→ What you will do
Repeat each record exactly, skipping the pictures.

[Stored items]

+ + + +

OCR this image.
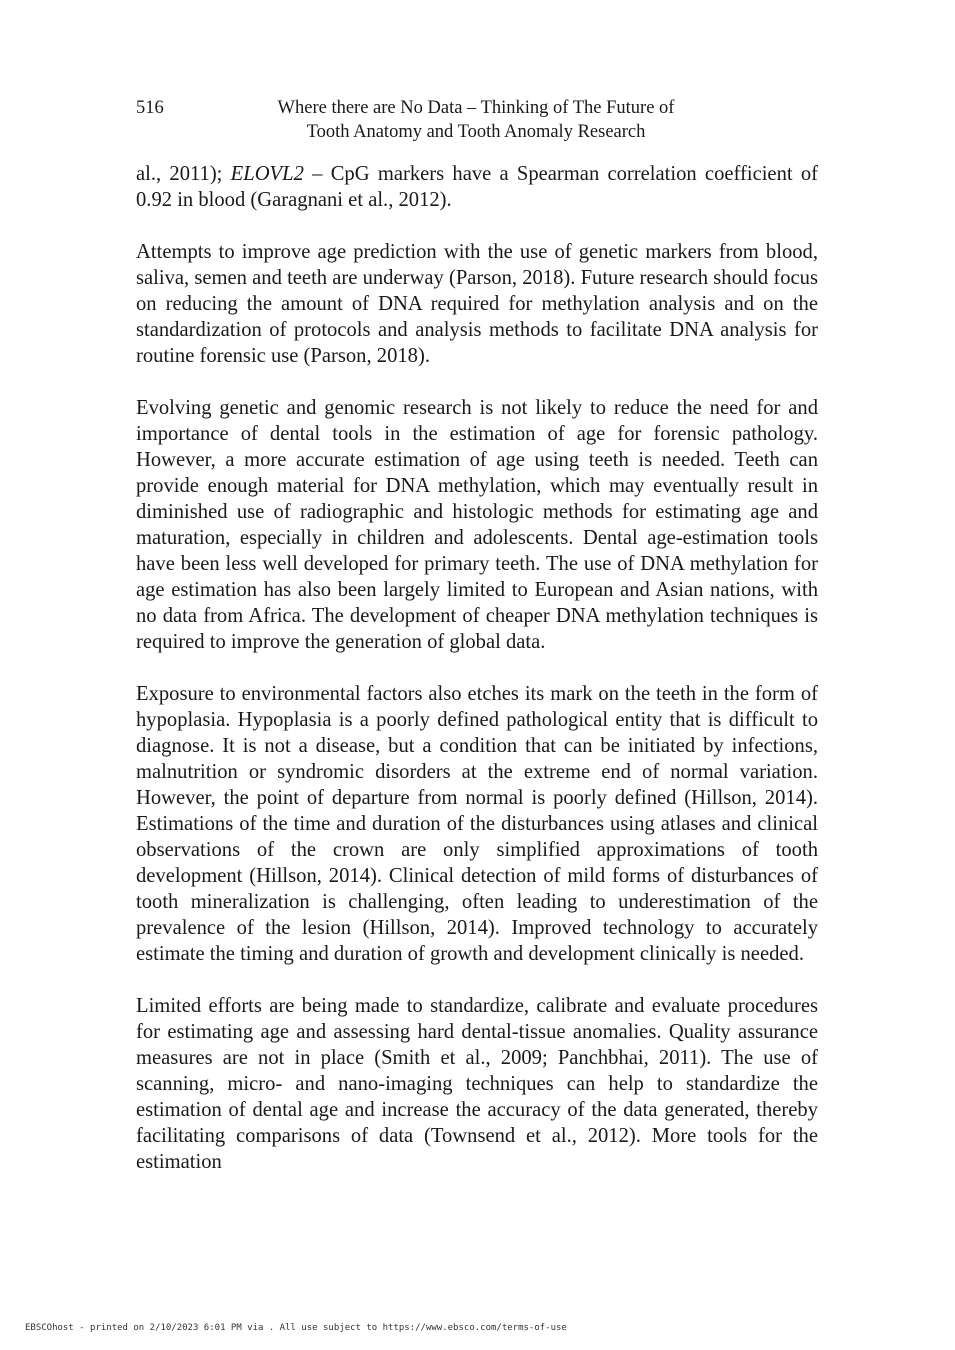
516	Where there are No Data – Thinking of The Future of
Tooth Anatomy and Tooth Anomaly Research

al., 2011); ELOVL2 – CpG markers have a Spearman correlation coefficient of 0.92 in blood (Garagnani et al., 2012).

Attempts to improve age prediction with the use of genetic markers from blood, saliva, semen and teeth are underway (Parson, 2018). Future research should focus on reducing the amount of DNA required for methylation analysis and on the standardization of protocols and analysis methods to facilitate DNA analysis for routine forensic use (Parson, 2018).

Evolving genetic and genomic research is not likely to reduce the need for and importance of dental tools in the estimation of age for forensic pathology. However, a more accurate estimation of age using teeth is needed. Teeth can provide enough material for DNA methylation, which may eventually result in diminished use of radiographic and histologic methods for estimating age and maturation, especially in children and adolescents. Dental age-estimation tools have been less well developed for primary teeth. The use of DNA methylation for age estimation has also been largely limited to European and Asian nations, with no data from Africa. The development of cheaper DNA methylation techniques is required to improve the generation of global data.

Exposure to environmental factors also etches its mark on the teeth in the form of hypoplasia. Hypoplasia is a poorly defined pathological entity that is difficult to diagnose. It is not a disease, but a condition that can be initiated by infections, malnutrition or syndromic disorders at the extreme end of normal variation. However, the point of departure from normal is poorly defined (Hillson, 2014). Estimations of the time and duration of the disturbances using atlases and clinical observations of the crown are only simplified approximations of tooth development (Hillson, 2014). Clinical detection of mild forms of disturbances of tooth mineralization is challenging, often leading to underestimation of the prevalence of the lesion (Hillson, 2014). Improved technology to accurately estimate the timing and duration of growth and development clinically is needed.

Limited efforts are being made to standardize, calibrate and evaluate procedures for estimating age and assessing hard dental-tissue anomalies. Quality assurance measures are not in place (Smith et al., 2009; Panchbhai, 2011). The use of scanning, micro- and nano-imaging techniques can help to standardize the estimation of dental age and increase the accuracy of the data generated, thereby facilitating comparisons of data (Townsend et al., 2012). More tools for the estimation

EBSCOhost - printed on 2/10/2023 6:01 PM via . All use subject to https://www.ebsco.com/terms-of-use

+ + + +

→ Exercise output
OCR this image.
516	Where there are No Data – Thinking of The Future of
Tooth Anatomy and Tooth Anomaly Research

al., 2011); ELOVL2 – CpG markers have a Spearman correlation coefficient of 0.92 in blood (Garagnani et al., 2012).

Attempts to improve age prediction with the use of genetic markers from blood, saliva, semen and teeth are underway (Parson, 2018). Future research should focus on reducing the amount of DNA required for methylation analysis and on the standardization of protocols and analysis methods to facilitate DNA analysis for routine forensic use (Parson, 2018).

Evolving genetic and genomic research is not likely to reduce the need for and importance of dental tools in the estimation of age for forensic pathology. However, a more accurate estimation of age using teeth is needed. Teeth can provide enough material for DNA methylation, which may eventually result in diminished use of radiographic and histologic methods for estimating age and maturation, especially in children and adolescents. Dental age-estimation tools have been less well developed for primary teeth. The use of DNA methylation for age estimation has also been largely limited to European and Asian nations, with no data from Africa. The development of cheaper DNA methylation techniques is required to improve the generation of global data.

Exposure to environmental factors also etches its mark on the teeth in the form of hypoplasia. Hypoplasia is a poorly defined pathological entity that is difficult to diagnose. It is not a disease, but a condition that can be initiated by infections, malnutrition or syndromic disorders at the extreme end of normal variation. However, the point of departure from normal is poorly defined (Hillson, 2014). Estimations of the time and duration of the disturbances using atlases and clinical observations of the crown are only simplified approximations of tooth development (Hillson, 2014). Clinical detection of mild forms of disturbances of tooth mineralization is challenging, often leading to underestimation of the prevalence of the lesion (Hillson, 2014). Improved technology to accurately estimate the timing and duration of growth and development clinically is needed.

Limited efforts are being made to standardize, calibrate and evaluate procedures for estimating age and assessing hard dental-tissue anomalies. Quality assurance measures are not in place (Smith et al., 2009; Panchbhai, 2011). The use of scanning, micro- and nano-imaging techniques can help to standardize the estimation of dental age and increase the accuracy of the data generated, thereby facilitating comparisons of data (Townsend et al., 2012). More tools for the estimation

EBSCOhost - printed on 2/10/2023 6:01 PM via . All use subject to https://www.ebsco.com/terms-of-use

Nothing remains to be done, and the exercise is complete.